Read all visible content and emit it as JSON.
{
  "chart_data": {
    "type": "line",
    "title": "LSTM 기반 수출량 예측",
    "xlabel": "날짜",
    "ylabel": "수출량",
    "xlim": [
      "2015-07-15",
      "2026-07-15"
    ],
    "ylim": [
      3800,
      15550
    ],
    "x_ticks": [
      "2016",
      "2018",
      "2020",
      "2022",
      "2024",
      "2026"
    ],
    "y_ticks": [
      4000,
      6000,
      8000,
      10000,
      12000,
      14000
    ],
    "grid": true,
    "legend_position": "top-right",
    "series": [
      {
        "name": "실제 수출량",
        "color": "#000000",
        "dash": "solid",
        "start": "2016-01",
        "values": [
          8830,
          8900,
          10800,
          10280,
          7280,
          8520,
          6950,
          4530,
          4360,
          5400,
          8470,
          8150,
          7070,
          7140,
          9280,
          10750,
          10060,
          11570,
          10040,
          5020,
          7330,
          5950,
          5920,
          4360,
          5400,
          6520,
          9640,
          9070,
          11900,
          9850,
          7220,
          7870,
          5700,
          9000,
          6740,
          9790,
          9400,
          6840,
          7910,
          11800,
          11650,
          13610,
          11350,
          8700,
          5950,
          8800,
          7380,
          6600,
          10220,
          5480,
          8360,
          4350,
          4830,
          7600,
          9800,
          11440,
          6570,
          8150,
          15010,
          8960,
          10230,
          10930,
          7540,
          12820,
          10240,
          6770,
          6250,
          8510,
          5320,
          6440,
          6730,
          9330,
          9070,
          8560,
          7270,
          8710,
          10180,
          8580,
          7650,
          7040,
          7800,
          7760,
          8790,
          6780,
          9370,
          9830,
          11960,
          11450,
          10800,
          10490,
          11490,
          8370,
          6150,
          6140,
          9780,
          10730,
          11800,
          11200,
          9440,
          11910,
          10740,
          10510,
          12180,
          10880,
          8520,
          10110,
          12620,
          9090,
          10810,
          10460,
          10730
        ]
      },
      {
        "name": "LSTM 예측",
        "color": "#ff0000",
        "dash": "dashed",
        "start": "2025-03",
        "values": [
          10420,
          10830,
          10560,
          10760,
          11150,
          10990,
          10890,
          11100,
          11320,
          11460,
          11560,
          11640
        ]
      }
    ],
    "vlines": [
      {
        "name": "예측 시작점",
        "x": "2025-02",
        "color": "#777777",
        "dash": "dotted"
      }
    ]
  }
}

### TO BE DONE
Give back all the records exactly as they stand.

### EXERCISE ANSWER
Read all visible content and emit it as JSON.
{
  "chart_data": {
    "type": "line",
    "title": "LSTM 기반 수출량 예측",
    "xlabel": "날짜",
    "ylabel": "수출량",
    "xlim": [
      "2015-07-15",
      "2026-07-15"
    ],
    "ylim": [
      3800,
      15550
    ],
    "x_ticks": [
      "2016",
      "2018",
      "2020",
      "2022",
      "2024",
      "2026"
    ],
    "y_ticks": [
      4000,
      6000,
      8000,
      10000,
      12000,
      14000
    ],
    "grid": true,
    "legend_position": "top-right",
    "series": [
      {
        "name": "실제 수출량",
        "color": "#000000",
        "dash": "solid",
        "start": "2016-01",
        "values": [
          8830,
          8900,
          10800,
          10280,
          7280,
          8520,
          6950,
          4530,
          4360,
          5400,
          8470,
          8150,
          7070,
          7140,
          9280,
          10750,
          10060,
          11570,
          10040,
          5020,
          7330,
          5950,
          5920,
          4360,
          5400,
          6520,
          9640,
          9070,
          11900,
          9850,
          7220,
          7870,
          5700,
          9000,
          6740,
          9790,
          9400,
          6840,
          7910,
          11800,
          11650,
          13610,
          11350,
          8700,
          5950,
          8800,
          7380,
          6600,
          10220,
          5480,
          8360,
          4350,
          4830,
          7600,
          9800,
          11440,
          6570,
          8150,
          15010,
          8960,
          10230,
          10930,
          7540,
          12820,
          10240,
          6770,
          6250,
          8510,
          5320,
          6440,
          6730,
          9330,
          9070,
          8560,
          7270,
          8710,
          10180,
          8580,
          7650,
          7040,
          7800,
          7760,
          8790,
          6780,
          9370,
          9830,
          11960,
          11450,
          10800,
          10490,
          11490,
          8370,
          6150,
          6140,
          9780,
          10730,
          11800,
          11200,
          9440,
          11910,
          10740,
          10510,
          12180,
          10880,
          8520,
          10110,
          12620,
          9090,
          10810,
          10460,
          10730
        ]
      },
      {
        "name": "LSTM 예측",
        "color": "#ff0000",
        "dash": "dashed",
        "start": "2025-03",
        "values": [
          10420,
          10830,
          10560,
          10760,
          11150,
          10990,
          10890,
          11100,
          11320,
          11460,
          11560,
          11640
        ]
      }
    ],
    "vlines": [
      {
        "name": "예측 시작점",
        "x": "2025-02",
        "color": "#777777",
        "dash": "dotted"
      }
    ]
  }
}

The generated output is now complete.